**Problem details:** The records that follow must be reproduced in full, exactly as written.

====

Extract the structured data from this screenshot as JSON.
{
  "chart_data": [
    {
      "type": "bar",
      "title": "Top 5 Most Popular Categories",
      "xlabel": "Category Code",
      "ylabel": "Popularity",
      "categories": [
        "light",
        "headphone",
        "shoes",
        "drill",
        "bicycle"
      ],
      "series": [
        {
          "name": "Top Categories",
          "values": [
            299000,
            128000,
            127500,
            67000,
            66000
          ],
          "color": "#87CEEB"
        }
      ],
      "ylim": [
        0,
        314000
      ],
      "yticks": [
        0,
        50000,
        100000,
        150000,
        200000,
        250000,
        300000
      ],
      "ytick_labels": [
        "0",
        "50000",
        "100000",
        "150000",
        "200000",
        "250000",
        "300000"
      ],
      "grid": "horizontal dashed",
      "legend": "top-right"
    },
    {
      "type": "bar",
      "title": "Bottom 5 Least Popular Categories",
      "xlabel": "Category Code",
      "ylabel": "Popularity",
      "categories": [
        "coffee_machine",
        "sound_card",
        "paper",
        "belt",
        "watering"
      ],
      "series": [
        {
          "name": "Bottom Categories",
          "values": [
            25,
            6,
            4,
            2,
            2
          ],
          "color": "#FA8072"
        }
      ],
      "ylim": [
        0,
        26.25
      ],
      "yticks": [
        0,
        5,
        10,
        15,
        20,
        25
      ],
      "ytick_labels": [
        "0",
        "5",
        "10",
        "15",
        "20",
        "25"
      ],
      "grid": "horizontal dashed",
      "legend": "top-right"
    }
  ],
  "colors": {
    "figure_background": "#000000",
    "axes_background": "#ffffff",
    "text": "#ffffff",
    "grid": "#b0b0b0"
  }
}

====

**Exercise answer:**
Extract the structured data from this screenshot as JSON.
{
  "chart_data": [
    {
      "type": "bar",
      "title": "Top 5 Most Popular Categories",
      "xlabel": "Category Code",
      "ylabel": "Popularity",
      "categories": [
        "light",
        "headphone",
        "shoes",
        "drill",
        "bicycle"
      ],
      "series": [
        {
          "name": "Top Categories",
          "values": [
            299000,
            128000,
            127500,
            67000,
            66000
          ],
          "color": "#87CEEB"
        }
      ],
      "ylim": [
        0,
        314000
      ],
      "yticks": [
        0,
        50000,
        100000,
        150000,
        200000,
        250000,
        300000
      ],
      "ytick_labels": [
        "0",
        "50000",
        "100000",
        "150000",
        "200000",
        "250000",
        "300000"
      ],
      "grid": "horizontal dashed",
      "legend": "top-right"
    },
    {
      "type": "bar",
      "title": "Bottom 5 Least Popular Categories",
      "xlabel": "Category Code",
      "ylabel": "Popularity",
      "categories": [
        "coffee_machine",
        "sound_card",
        "paper",
        "belt",
        "watering"
      ],
      "series": [
        {
          "name": "Bottom Categories",
          "values": [
            25,
            6,
            4,
            2,
            2
          ],
          "color": "#FA8072"
        }
      ],
      "ylim": [
        0,
        26.25
      ],
      "yticks": [
        0,
        5,
        10,
        15,
        20,
        25
      ],
      "ytick_labels": [
        "0",
        "5",
        "10",
        "15",
        "20",
        "25"
      ],
      "grid": "horizontal dashed",
      "legend": "top-right"
    }
  ],
  "colors": {
    "figure_background": "#000000",
    "axes_background": "#ffffff",
    "text": "#ffffff",
    "grid": "#b0b0b0"
  }
}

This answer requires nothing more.